Fenomena globalisasi
bukanlah sesuatu yang baru. Palmer menggambarkan justru adanya globalisasilah
yang membuat budaya semakin beragam seraya berkembang dan mengisi satu dengan
yang lainnya. Bagi Palmer mereka yang membela keotentikan budaya biasanya
menganggap batas-batas budaya otentik sama dengan batas-batas territorial.
Menutup tulisannya Palmer mengatakan, budaya yang hidup selalu berubah, proses
perubahanlah yang menjadikan budaya sebagai budaya. Sekitar tahun 420 sebelum
Masehi, ahli filosofi Democritus dari Abdera menulis, ”Bagi orang yang
bijaksana seluruh dunia ini terbuka, karena asal jiwa yang baik adalah seluruh
dunia.” Demikian pula bagi orang Jawa di Yogyakarta. Sejarah telah membuktikan
bahwa persentuhan antara budaya satu dengan yang lainnya justru memperkaya dan
melengkapi kebudayaan lokal. Kehadiran budaya lain di tengah budaya lokal dapat
menjadi unsur dinamisasi budaya lokal. Kehadiran budaya Hindu dan Budha mampu
berakulturasi dengan budaya lokal tanpa ada konflik yang penting.
Realita sejarah
telah membuktikan bahwa kebudayaan Yogyakarta bukanlah kebudayaan asli yang
berdiri sendiri di negerinya, tetapi merupakan ramuan dari berbagai kebudayaan
yang telah di-harmonisasikan ke dalam seluruh aspek kehidupan berbudaya di
Yogyakarta. Seorang ahli tata ruang dan ahli strategi perang telah mendesign
kebudayaan Yogyakarta sedemikian rupa yang dimanifestasikan dalam bentuk seni
pertunjukan, seni rupa, bahasa, seni suara, seni sastra, adat istiadat,
filosofi, seni bangunan, dan sebagainya.
Sesungguhnya
permasalahan pokok dari kebudayaan itu bukan hanya globalisasi, tetapi terletak
pada eksistensi kebudayaan itu sendiri. Kebudayaan yang berkembang selama ini
dianggap telah meninggalkan banyak rumus aslinya. Faktor-faktor yang
menyebabkan kebudayaan Jawa di Yogyakarta tidak tampil dalam kehidupan
sehari-hari :
a.
Kebudayaan asli dianggap kurang praktis,
b. Biaya ritual yang mahal dan terlalu banyak perhitungan,
sehingga perlu penyederhanaan lagi.
c. Banyak aturan dan unggah-ungguh yang belum mendarah
daging di kalangan generasi muda.
Bukanlah globalisasi
yang harus dihindari, tetapi upaya-upaya pembakuan dan modernisasi yang
mengarah pada proses pembunuhan tradisi harus di lawan, karena itu berarti
pelenyapan atas sumber identitas lokal yang diawali dengan krisis identitas
lokal. Menghadapi globalisasi diperlukan sikap arif dan positif thinking,
karena globalisasi juga membawa nilai-nilai yang bisa dipadukan dengan budaya
asli.

====================

*TUGAS YANG DIKERJAKAN*
A – Dalam teks tentang globalisasi dan kebudayaan Yogyakarta, siapakah ahli filosofi yang menulis sekitar tahun 420 sebelum Masehi?
B – Lanjutkan teks tentang globalisasi dan kebudayaan Yogyakarta mulai sesudah kalimat terakhirnya.

*BAHAN YANG DISEDIAKAN*
====================

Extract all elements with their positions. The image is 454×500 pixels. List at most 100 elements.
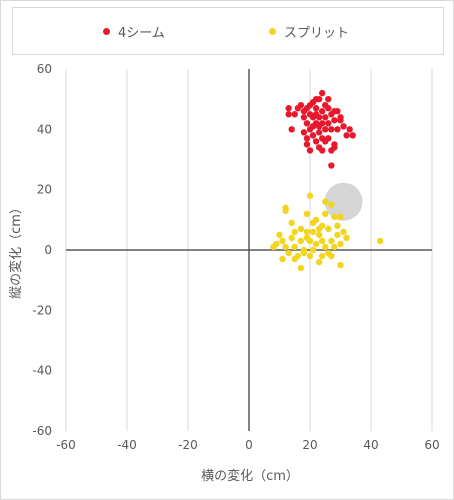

====================

*SEBAGAI TANGGAPAN*
A – Democritus dari Abdera.

B –
Perpaduan Nilai-Nilai Kearifan Lokal dengan Nilai-Nilai Modern
Nilai-nilai kearifan lokal bukanlah nilai usang yang
harus dimatikan, tetapi dapat bersinergi dengan nilai-nilai universal dan
nilai-nilai modern yang dibawa globalisasi. Dunia internasional sangat menuntut
demokrasi, hak asasi manusia, lingkungan hidup menjadi agenda pembangunan di
setiap negara. Isu-isu tersebut dapat bersinergi dengan aktualisasi dari
filosofi ”Hamemayu Hayuning Bawana”,
masyarakat Yogyakarta harus bersikap dan perilaku yang selalu mengutamakan
harmoni, keselarasan, keserasian dan keseimbangan hubungan antara manusia
dengan alam, manusia dengan manusia dan manusia dengan Allah SWT dalam
melaksanakan hidup dan kehidupan agar negara menjadi panjang, punjung, gemah ripah loh jinawi, karta tur raharja.
Hamemayu Hayuning
Bawana dapat direalisasikan dengan Hamemasuh
Memalaning Bumi, yaitu membersihkan atau mengamankan tindakan-tindakan yang
melanggar hak-hak asasi manusia. ”Memalaning
Bumi” itu dapat berupa peperangan, penghapusan etnis, penyalahgunaan obat
bius, penggunaan senjata pemusnah masal, terorisme, wabah penyakit, pembakaran
hutan, dan lain-lain yang membahayakan kehidupan manusia dan alam lingkungan.
Rasio dan kreatifitas Barat dapat bersinergi dengan Hangengasah Mingising Budi, yang menggambarkan upaya yang tidak
berhenti untuk mempertajam budi/manusia sehingga semakin tajam dari waktu ke
waktu. Budi manusia yang terasah akan selalu menghasilkan hal-hal yang bersifat
baik bahkan luhur dalam wujud hasrat sampai dengan perbuatan atau karya-karyanya.
Dalam hal ini diharapkan manusia dapat melahirkan pemikiran-pemikiran atau
hasrat baik atau luhur secara terus menerus guna disumbangkan bagi kepentingan
manusia atau bebrayan agung termasuk
untuk melindungi atau melestarikan dunia seisinya. Etos kerja dan
profesionalisme dapat sinergi dengan filosofi ”Sepi ing pamrih rame ing gawe” (giat bekerja tanpa memikirkan diri
sendiri). Terbangunnya kondisi damai dalam menjalin hubungan dengan
negara-negara lain sehingga tercipta stabilitas keamanan dari tingkat sub
regional, regional bahkan di dunia seyogyanya dicapai dengan aplikasi konsep ”nglurug tanpa bala, menang tanpa ngasorake”.
Membangun
Pusat-pusat Revitalisasi Kebudayaan Jawa.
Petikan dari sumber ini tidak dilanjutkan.